**Problem to solve**
Sift the listing for lines that hold the string "genuino" and pull them out.

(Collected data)
++++++++++++++++++++

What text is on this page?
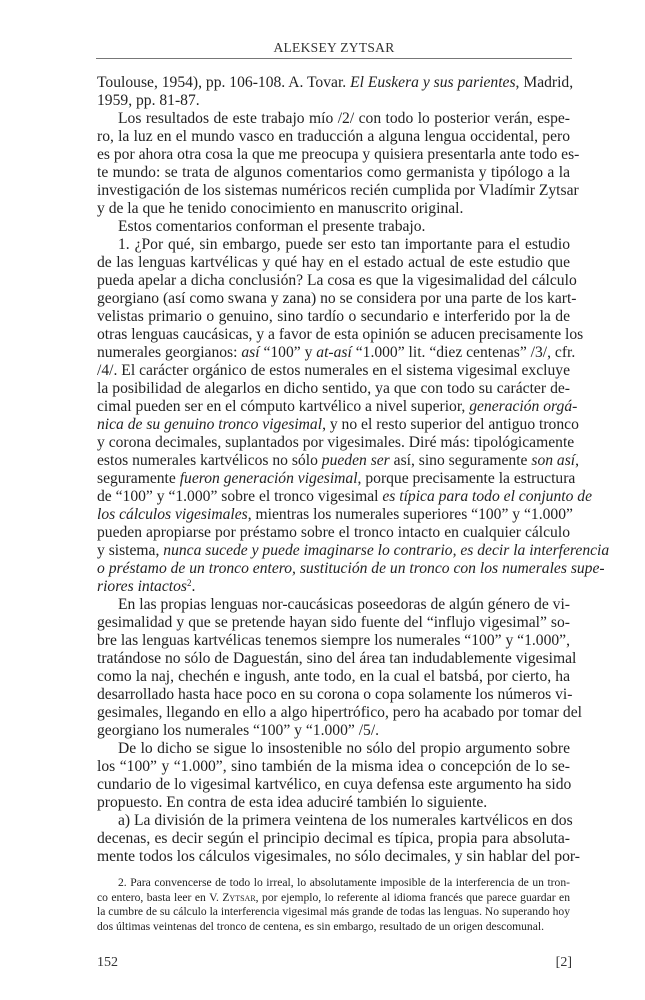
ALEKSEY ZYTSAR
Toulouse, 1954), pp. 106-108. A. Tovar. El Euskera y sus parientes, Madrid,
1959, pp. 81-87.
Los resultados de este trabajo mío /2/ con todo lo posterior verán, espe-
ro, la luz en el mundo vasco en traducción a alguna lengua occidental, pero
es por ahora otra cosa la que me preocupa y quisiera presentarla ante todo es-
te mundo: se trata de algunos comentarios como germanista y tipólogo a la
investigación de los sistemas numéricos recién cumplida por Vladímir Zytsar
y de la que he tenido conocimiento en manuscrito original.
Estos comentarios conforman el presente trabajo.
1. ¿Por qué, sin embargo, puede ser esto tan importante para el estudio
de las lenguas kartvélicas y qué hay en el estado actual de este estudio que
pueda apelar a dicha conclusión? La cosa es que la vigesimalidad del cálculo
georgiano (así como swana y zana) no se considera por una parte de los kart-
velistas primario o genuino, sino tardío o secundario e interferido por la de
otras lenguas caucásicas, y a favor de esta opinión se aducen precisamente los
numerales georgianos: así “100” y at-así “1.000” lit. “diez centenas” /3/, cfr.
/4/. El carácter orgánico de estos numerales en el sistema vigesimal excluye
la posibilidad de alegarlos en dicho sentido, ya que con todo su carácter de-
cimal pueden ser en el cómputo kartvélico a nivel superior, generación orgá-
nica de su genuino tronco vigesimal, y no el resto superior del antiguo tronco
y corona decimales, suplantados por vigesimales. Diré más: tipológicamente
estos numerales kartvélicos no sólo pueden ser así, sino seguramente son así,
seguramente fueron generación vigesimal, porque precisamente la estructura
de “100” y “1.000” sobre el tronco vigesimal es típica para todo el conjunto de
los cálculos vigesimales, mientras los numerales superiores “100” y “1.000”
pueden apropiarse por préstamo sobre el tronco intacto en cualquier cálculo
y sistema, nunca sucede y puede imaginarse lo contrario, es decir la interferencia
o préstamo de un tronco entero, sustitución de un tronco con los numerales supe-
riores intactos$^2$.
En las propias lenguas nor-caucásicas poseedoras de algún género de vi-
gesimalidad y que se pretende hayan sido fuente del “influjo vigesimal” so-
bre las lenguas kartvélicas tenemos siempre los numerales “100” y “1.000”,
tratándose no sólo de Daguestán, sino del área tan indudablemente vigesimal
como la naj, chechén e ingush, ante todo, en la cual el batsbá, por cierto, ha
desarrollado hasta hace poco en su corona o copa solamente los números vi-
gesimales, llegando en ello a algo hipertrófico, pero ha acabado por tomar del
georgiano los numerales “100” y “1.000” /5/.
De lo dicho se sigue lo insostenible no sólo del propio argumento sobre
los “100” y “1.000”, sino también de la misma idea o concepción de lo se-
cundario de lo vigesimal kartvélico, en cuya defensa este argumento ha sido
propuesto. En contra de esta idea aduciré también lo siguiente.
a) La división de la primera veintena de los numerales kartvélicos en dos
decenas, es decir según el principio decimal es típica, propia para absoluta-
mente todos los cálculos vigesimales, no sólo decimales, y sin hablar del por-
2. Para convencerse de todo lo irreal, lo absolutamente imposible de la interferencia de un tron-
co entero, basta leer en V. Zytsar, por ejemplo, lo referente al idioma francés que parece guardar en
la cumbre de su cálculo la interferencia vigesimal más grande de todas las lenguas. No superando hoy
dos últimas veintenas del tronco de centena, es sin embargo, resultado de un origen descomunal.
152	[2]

++++++++++++++++++++

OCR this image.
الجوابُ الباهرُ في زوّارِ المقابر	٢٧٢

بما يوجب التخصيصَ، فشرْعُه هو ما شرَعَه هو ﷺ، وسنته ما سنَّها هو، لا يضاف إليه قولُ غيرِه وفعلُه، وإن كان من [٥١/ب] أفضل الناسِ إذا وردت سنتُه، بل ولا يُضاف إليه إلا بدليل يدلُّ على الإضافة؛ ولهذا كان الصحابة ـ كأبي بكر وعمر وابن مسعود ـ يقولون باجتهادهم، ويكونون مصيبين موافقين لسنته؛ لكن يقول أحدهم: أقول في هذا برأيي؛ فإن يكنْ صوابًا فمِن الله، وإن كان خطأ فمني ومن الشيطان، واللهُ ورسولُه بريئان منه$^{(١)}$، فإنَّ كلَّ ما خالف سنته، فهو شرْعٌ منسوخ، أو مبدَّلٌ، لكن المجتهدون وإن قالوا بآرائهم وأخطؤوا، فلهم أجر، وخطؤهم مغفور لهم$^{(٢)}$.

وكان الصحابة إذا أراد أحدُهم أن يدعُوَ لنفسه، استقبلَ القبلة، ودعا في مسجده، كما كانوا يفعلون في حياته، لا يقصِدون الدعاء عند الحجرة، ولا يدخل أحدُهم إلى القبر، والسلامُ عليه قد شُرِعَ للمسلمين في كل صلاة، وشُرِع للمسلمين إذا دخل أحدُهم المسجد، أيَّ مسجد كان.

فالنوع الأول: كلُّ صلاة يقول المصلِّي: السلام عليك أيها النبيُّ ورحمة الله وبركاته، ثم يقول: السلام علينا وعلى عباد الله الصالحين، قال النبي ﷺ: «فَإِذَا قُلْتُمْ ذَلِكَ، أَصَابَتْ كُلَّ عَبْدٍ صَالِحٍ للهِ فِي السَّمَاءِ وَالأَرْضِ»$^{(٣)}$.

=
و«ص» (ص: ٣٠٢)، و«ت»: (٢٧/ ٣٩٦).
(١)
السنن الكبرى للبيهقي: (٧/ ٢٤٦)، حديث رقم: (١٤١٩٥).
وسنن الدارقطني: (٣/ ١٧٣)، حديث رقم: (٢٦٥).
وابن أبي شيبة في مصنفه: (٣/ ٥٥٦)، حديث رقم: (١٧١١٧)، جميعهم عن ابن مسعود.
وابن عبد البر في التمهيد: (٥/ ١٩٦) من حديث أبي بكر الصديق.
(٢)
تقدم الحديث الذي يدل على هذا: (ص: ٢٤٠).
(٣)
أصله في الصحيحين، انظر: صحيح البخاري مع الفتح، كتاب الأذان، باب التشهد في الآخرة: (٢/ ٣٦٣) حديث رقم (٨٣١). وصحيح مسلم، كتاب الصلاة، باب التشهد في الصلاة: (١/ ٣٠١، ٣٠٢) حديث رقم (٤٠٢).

++++++++++++++++++++

**Result of the task**
velistas primario o genuino, sino tardío o secundario e interferido por la de
nica de su genuino tronco vigesimal, y no el resto superior del antiguo tronco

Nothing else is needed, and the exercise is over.